## WRITTEN TASK
Extract, from the listing that follows, each line containing the word "this".

## Saved entries
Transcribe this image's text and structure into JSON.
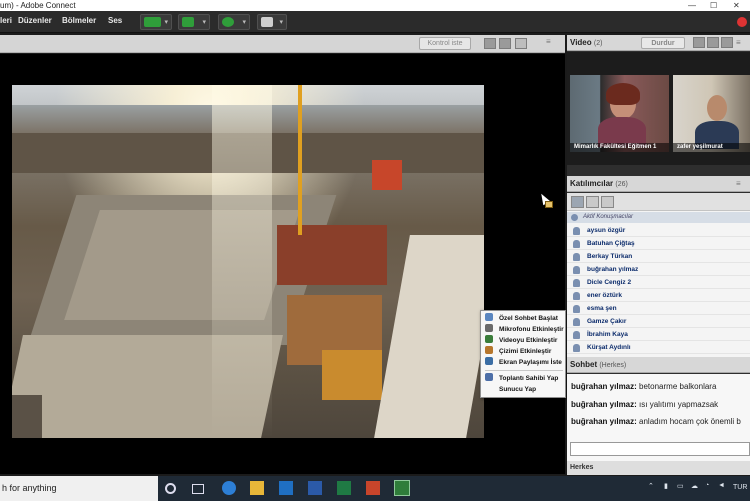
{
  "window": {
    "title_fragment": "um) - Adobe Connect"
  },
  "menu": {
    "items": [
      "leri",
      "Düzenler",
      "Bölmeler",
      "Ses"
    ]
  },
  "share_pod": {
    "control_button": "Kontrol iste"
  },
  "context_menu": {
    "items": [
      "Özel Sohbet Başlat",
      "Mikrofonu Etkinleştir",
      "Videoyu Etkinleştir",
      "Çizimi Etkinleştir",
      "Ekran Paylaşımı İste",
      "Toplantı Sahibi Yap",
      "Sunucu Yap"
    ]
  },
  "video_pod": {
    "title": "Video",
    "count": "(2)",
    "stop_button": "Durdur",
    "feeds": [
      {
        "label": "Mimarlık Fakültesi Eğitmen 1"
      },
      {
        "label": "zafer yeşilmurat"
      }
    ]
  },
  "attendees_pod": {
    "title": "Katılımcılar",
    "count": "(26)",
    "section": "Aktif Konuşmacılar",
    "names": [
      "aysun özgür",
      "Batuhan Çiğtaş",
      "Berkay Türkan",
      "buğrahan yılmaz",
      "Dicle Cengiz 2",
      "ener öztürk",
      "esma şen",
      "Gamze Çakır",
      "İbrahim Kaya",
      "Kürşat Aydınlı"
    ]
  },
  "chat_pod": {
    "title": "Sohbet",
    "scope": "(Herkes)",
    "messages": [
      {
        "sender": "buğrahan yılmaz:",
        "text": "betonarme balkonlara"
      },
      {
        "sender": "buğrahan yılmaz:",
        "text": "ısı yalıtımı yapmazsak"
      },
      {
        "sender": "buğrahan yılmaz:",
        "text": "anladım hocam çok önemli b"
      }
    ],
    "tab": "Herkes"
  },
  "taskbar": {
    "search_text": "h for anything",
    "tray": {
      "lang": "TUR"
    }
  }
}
* * *
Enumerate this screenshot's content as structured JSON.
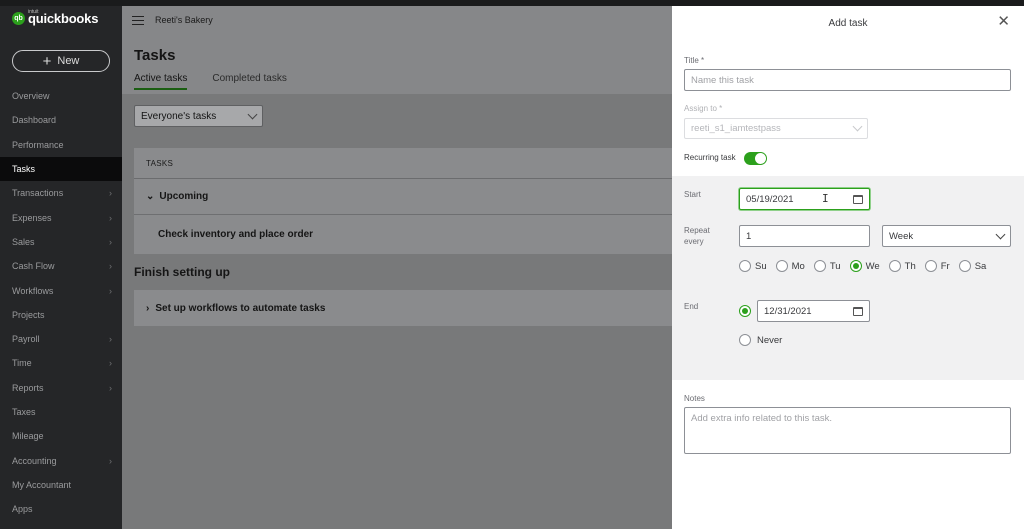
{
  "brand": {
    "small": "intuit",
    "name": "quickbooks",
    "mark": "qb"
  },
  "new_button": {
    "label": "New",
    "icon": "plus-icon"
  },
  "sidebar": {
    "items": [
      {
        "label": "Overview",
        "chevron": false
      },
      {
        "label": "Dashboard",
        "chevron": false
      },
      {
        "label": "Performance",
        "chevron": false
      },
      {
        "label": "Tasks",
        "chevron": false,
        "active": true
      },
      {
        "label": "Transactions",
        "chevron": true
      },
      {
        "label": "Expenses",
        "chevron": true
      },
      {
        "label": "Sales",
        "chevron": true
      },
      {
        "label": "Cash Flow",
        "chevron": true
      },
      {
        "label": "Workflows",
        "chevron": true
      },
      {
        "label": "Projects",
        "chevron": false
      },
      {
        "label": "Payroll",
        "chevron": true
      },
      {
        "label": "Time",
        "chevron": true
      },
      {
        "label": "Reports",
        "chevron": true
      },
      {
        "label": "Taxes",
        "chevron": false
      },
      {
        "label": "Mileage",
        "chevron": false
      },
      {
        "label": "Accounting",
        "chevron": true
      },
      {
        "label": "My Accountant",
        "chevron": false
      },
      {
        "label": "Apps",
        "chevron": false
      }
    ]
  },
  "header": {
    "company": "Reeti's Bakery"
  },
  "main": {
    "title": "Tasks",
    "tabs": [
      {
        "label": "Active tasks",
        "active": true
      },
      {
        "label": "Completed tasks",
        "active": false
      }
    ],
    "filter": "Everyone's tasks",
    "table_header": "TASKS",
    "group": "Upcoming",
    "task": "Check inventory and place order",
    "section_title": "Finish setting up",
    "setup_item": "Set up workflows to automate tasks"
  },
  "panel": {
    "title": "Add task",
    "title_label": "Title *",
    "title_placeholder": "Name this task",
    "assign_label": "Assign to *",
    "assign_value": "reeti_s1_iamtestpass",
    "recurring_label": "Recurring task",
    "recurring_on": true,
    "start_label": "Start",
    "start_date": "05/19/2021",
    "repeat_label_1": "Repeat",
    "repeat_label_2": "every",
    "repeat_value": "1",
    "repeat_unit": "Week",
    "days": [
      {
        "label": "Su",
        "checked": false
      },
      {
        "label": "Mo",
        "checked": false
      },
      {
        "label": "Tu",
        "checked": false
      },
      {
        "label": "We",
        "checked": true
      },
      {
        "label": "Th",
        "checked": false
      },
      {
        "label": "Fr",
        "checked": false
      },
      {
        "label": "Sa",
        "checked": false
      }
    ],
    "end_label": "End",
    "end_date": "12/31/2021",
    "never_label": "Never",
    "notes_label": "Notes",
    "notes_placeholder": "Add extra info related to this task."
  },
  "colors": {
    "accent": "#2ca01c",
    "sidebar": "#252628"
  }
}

## OUTPUT
Transcribe this image's text and structure into JSON.
Enumerate this screenshot's content as structured JSON.
    "title_placeholder": "Name this task",
    "notes_placeholder": "Add extra info related to this task."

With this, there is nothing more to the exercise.